▶ **Material supplied**:

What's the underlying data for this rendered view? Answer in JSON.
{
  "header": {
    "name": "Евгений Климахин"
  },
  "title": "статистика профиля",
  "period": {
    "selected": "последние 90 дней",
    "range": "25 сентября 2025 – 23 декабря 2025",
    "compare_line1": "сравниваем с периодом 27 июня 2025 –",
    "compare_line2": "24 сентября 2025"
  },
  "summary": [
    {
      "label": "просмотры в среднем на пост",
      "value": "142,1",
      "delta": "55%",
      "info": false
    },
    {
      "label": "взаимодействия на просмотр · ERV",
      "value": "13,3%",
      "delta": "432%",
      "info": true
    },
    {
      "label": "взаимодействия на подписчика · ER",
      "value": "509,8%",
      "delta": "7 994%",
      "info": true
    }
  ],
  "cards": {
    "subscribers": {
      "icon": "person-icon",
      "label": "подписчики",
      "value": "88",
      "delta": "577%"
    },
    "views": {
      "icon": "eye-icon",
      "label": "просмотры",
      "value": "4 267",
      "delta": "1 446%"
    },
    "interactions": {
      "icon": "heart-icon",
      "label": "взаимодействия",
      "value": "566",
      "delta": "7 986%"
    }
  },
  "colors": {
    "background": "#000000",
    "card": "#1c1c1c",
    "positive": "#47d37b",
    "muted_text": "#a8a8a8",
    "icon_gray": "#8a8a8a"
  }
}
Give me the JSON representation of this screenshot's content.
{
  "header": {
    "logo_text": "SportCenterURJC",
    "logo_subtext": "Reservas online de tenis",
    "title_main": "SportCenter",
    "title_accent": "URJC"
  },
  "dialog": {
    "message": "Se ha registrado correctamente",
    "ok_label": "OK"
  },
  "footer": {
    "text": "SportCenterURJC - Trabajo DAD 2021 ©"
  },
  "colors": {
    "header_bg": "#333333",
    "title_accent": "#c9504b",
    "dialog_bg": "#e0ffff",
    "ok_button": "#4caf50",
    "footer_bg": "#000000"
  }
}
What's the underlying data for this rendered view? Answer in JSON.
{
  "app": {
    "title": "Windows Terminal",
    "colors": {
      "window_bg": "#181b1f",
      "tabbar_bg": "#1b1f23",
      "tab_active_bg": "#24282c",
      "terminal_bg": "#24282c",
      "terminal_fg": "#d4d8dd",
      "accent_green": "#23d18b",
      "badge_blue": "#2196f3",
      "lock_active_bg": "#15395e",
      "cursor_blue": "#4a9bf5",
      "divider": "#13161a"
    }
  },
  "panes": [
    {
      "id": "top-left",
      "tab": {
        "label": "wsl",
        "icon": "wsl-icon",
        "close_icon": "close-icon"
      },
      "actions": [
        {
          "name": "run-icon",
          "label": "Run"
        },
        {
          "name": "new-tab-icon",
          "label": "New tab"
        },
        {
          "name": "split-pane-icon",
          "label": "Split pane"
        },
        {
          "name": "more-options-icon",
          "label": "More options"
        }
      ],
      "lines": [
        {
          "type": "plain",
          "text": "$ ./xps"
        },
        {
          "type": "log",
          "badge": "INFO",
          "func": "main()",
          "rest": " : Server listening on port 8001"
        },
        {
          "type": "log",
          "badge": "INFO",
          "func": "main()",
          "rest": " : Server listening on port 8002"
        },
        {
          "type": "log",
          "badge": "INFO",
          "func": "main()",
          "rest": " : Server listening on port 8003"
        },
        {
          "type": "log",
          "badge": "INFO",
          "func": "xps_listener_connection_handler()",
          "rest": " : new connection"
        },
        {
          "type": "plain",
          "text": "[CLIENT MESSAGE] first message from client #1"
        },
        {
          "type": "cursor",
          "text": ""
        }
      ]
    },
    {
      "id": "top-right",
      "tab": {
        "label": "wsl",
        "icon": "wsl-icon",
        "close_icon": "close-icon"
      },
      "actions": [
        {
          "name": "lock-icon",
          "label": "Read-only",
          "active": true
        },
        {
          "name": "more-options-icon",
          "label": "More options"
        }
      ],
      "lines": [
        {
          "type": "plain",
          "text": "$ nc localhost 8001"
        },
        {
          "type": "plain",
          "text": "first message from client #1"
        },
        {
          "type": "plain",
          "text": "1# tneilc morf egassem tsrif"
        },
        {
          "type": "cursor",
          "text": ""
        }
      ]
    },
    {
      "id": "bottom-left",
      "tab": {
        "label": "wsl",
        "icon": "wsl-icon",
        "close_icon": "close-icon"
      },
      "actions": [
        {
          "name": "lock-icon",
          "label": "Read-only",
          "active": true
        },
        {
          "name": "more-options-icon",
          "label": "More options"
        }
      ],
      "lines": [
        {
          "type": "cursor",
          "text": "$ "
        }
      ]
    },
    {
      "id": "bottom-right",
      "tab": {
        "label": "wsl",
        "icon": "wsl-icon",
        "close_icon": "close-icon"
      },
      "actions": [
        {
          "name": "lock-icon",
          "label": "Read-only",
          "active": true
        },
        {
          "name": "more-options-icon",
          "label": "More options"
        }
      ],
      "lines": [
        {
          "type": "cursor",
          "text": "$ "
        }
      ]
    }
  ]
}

▶ **Task statement**: Work through the data and report how many of its lines hold the word "value", giving only the figure.

▶ **Answer for this exercise**: 6